Dataset items:
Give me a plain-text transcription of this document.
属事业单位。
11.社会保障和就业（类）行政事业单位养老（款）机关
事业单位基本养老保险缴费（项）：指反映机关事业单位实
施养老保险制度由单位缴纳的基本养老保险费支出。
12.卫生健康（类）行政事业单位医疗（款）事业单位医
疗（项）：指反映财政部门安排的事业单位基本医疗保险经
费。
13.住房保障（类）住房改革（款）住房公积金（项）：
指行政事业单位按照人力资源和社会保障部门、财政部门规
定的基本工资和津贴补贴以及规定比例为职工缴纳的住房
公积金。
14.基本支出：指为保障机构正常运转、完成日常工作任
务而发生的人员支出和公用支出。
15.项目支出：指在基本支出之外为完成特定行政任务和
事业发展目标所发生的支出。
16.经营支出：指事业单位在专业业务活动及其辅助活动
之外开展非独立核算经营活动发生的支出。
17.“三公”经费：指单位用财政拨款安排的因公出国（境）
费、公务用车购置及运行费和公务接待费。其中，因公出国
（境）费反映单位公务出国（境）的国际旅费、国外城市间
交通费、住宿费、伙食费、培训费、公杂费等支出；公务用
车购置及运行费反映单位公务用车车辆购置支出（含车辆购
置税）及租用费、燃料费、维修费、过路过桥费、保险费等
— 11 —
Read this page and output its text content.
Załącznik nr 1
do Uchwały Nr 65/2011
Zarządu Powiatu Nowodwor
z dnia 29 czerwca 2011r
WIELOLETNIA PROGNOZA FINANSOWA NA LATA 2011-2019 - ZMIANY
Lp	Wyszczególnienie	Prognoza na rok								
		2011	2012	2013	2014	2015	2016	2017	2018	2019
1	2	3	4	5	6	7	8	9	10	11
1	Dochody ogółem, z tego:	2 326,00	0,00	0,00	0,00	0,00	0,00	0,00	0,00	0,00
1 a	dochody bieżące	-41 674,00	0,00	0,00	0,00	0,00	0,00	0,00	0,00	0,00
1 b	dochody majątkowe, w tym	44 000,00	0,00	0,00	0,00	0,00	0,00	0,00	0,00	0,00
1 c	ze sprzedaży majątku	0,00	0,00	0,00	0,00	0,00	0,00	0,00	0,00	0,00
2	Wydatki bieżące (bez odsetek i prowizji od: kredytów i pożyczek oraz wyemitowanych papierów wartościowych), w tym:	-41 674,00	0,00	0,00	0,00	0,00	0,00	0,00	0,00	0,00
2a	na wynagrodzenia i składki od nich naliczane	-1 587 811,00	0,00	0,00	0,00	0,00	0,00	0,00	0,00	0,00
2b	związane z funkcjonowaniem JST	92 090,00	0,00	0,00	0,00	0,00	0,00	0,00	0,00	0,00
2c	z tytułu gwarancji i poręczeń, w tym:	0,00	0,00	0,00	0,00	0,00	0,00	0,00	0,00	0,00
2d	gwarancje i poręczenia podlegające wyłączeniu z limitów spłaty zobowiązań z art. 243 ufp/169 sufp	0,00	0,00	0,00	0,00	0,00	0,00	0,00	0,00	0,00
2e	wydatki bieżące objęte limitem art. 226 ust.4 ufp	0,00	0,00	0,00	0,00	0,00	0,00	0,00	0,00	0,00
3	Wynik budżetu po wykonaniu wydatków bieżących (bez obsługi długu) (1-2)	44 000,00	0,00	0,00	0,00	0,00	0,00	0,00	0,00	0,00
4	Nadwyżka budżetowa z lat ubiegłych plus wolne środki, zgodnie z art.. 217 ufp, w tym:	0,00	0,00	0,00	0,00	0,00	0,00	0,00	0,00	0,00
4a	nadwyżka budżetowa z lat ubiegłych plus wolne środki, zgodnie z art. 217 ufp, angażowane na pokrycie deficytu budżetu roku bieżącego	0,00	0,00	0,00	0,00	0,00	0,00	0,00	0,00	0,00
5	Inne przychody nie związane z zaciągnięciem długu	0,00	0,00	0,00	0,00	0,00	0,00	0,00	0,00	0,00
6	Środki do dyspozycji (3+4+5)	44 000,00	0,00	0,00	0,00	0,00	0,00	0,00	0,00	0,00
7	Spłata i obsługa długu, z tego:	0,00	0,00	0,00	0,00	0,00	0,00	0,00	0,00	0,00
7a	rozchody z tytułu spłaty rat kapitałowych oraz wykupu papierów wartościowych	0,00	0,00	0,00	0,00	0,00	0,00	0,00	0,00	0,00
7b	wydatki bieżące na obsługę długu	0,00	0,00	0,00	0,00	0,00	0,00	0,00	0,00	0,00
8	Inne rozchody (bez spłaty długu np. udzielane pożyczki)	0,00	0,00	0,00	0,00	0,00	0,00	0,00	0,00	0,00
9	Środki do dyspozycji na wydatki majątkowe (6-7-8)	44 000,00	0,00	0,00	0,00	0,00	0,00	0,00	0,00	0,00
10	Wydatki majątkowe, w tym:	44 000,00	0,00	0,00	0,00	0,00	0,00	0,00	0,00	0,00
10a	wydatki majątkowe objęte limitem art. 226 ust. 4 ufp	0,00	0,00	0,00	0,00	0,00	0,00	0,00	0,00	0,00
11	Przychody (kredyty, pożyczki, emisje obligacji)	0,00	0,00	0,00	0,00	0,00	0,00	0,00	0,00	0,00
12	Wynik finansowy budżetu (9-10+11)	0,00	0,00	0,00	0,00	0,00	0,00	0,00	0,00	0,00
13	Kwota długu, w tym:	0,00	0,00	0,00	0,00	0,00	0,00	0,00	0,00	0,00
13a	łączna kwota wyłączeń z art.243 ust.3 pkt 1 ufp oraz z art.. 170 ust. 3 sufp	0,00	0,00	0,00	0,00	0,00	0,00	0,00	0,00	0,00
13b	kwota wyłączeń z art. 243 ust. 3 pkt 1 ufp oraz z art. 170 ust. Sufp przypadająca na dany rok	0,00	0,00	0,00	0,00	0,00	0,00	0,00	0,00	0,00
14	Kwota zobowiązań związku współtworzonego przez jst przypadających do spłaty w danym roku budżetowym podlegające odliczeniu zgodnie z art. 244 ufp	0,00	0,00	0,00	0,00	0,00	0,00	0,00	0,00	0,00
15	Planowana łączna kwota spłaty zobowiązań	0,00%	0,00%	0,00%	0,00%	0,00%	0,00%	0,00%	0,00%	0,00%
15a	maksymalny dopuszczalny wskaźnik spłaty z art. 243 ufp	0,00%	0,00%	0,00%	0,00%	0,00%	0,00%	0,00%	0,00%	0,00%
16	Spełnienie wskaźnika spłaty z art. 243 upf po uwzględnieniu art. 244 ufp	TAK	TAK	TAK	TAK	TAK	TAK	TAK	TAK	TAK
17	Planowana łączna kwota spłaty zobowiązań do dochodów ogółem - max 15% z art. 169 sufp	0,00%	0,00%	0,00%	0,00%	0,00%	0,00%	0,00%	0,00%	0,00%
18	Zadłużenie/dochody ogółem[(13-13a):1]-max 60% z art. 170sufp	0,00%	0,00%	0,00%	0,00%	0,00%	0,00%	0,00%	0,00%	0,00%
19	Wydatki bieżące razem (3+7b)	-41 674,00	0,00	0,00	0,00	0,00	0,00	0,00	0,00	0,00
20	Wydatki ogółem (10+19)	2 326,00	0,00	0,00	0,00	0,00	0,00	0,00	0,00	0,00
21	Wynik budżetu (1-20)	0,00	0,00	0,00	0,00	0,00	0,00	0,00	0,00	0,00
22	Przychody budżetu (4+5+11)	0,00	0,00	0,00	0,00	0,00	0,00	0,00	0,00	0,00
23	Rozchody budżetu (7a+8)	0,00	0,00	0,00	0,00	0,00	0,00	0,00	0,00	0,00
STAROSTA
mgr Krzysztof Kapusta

REQUIRED WORK: Identify the lines in the entries that hold "wolne" and return each one.

ANSWER BELOW:
4	Nadwyżka budżetowa z lat ubiegłych plus wolne środki, zgodnie z art.. 217 ufp, w tym:	0,00	0,00	0,00	0,00	0,00	0,00	0,00	0,00	0,00
4a	nadwyżka budżetowa z lat ubiegłych plus wolne środki, zgodnie z art. 217 ufp, angażowane na pokrycie deficytu budżetu roku bieżącego	0,00	0,00	0,00	0,00	0,00	0,00	0,00	0,00	0,00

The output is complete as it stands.